**WORK INSTRUCTIONS**
Write out every line below that includes the word "houses".

(Saved entries)

/---

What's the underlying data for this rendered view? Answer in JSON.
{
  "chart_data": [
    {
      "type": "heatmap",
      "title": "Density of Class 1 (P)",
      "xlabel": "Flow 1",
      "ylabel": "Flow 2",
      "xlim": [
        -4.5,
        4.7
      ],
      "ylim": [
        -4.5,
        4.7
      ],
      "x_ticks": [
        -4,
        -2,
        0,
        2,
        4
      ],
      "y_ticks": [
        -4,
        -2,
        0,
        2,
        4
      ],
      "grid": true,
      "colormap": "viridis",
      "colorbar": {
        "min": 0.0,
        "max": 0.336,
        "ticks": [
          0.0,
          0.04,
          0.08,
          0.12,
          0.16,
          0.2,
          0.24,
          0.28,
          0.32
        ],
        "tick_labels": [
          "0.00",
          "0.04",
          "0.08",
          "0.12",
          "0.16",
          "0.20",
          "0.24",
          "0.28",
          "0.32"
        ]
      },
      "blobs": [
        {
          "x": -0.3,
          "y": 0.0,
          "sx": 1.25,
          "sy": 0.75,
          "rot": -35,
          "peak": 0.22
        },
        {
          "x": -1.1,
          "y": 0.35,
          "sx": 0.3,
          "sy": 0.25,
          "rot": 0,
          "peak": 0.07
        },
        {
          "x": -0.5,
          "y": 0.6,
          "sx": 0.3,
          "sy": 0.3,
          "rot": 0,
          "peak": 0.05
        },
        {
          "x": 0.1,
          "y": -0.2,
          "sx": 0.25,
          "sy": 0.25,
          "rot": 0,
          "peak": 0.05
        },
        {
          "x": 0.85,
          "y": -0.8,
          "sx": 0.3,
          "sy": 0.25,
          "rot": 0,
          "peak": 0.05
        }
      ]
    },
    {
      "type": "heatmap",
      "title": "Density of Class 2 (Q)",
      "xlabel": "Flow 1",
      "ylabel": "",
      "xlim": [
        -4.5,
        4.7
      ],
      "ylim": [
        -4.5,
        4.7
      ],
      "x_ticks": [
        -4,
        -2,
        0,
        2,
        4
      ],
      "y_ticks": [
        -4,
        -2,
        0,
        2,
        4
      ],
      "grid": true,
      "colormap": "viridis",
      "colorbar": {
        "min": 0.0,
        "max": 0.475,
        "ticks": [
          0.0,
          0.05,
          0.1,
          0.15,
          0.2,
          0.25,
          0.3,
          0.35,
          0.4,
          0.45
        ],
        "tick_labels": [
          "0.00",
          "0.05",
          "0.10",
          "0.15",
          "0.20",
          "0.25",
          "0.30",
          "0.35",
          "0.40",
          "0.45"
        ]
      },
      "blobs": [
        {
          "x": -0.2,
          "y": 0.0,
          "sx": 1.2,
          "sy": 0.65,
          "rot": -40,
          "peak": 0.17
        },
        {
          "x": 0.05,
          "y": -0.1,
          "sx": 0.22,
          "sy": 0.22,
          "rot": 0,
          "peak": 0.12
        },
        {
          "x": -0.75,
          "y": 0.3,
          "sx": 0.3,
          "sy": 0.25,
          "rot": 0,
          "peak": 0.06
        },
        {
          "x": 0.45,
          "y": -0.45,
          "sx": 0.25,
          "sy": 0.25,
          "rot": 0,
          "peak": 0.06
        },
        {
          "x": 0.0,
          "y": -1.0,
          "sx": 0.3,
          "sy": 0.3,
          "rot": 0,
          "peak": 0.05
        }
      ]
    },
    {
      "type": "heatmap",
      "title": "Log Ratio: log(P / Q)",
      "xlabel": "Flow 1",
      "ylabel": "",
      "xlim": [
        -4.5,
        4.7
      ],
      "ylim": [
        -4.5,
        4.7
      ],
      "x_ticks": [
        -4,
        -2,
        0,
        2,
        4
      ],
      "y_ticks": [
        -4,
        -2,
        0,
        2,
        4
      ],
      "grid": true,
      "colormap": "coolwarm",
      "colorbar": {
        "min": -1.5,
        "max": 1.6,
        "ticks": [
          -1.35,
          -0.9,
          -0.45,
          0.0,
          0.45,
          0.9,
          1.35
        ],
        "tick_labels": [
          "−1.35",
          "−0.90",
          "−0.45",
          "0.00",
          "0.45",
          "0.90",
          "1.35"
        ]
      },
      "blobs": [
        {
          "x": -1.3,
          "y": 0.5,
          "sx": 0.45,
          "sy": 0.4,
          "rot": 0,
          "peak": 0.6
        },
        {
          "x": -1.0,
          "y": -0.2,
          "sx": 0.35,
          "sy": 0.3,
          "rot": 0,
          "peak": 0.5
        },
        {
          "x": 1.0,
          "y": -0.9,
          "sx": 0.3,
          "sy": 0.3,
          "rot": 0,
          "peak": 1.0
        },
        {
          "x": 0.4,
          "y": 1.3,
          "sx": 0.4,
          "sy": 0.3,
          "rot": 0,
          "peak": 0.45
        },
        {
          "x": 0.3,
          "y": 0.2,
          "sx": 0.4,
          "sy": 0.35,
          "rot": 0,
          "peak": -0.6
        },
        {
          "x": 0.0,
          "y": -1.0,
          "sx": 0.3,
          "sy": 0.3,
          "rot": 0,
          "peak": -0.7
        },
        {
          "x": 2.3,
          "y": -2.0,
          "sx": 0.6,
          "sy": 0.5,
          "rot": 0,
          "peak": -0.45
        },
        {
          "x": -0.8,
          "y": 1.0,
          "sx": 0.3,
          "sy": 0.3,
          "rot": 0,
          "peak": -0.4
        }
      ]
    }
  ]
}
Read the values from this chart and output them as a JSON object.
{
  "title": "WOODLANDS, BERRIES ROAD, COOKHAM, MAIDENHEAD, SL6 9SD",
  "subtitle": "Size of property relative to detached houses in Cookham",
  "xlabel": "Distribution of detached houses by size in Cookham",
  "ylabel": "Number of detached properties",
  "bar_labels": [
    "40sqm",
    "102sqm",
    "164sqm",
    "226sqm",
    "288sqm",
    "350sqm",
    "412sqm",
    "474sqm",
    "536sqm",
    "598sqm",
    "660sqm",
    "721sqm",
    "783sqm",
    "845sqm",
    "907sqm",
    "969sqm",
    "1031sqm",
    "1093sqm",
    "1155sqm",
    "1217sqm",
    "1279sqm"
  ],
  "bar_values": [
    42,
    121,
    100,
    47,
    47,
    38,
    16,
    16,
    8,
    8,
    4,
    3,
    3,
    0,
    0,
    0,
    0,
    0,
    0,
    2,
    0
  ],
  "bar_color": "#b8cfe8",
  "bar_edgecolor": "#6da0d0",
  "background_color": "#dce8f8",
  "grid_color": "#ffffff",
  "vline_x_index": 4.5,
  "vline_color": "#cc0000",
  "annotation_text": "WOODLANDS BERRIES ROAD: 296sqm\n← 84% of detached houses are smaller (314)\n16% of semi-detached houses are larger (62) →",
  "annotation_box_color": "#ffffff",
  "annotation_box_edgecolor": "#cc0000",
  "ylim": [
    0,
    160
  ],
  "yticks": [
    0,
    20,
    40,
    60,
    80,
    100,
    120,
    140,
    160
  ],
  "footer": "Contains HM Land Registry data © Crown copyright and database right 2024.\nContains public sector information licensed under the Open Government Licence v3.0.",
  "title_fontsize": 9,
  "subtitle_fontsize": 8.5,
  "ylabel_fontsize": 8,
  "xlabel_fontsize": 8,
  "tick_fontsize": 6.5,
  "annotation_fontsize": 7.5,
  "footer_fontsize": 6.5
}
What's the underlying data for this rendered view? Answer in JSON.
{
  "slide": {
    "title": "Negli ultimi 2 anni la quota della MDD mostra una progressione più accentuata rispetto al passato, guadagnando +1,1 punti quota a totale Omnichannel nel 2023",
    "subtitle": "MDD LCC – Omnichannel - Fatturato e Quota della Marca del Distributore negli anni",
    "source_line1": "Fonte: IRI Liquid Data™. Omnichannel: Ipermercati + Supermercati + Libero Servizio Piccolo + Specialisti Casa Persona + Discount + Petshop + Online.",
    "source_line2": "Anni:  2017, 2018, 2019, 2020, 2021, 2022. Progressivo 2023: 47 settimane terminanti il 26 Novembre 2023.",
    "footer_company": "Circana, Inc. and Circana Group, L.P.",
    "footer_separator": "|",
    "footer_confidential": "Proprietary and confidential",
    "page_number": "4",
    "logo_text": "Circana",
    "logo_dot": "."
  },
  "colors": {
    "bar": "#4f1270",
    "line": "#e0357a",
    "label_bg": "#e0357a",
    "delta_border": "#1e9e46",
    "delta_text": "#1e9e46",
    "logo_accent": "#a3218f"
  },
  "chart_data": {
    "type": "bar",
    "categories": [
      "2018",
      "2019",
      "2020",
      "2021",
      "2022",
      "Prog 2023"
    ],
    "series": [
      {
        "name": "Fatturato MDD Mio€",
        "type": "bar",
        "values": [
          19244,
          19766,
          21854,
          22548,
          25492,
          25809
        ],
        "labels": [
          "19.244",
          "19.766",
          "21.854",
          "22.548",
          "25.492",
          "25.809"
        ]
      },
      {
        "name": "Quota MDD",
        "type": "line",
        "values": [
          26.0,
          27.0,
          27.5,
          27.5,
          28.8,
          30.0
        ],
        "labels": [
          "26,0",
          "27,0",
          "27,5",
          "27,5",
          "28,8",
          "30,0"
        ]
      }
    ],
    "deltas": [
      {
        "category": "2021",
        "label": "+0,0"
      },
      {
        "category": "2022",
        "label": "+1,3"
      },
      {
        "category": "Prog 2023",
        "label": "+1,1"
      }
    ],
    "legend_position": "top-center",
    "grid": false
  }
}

\---

**COMPLETE ANSWER**
  "subtitle": "Size of property relative to detached houses in Cookham",
  "xlabel": "Distribution of detached houses by size in Cookham",
  "annotation_text": "WOODLANDS BERRIES ROAD: 296sqm\n← 84% of detached houses are smaller (314)\n16% of semi-detached houses are larger (62) →",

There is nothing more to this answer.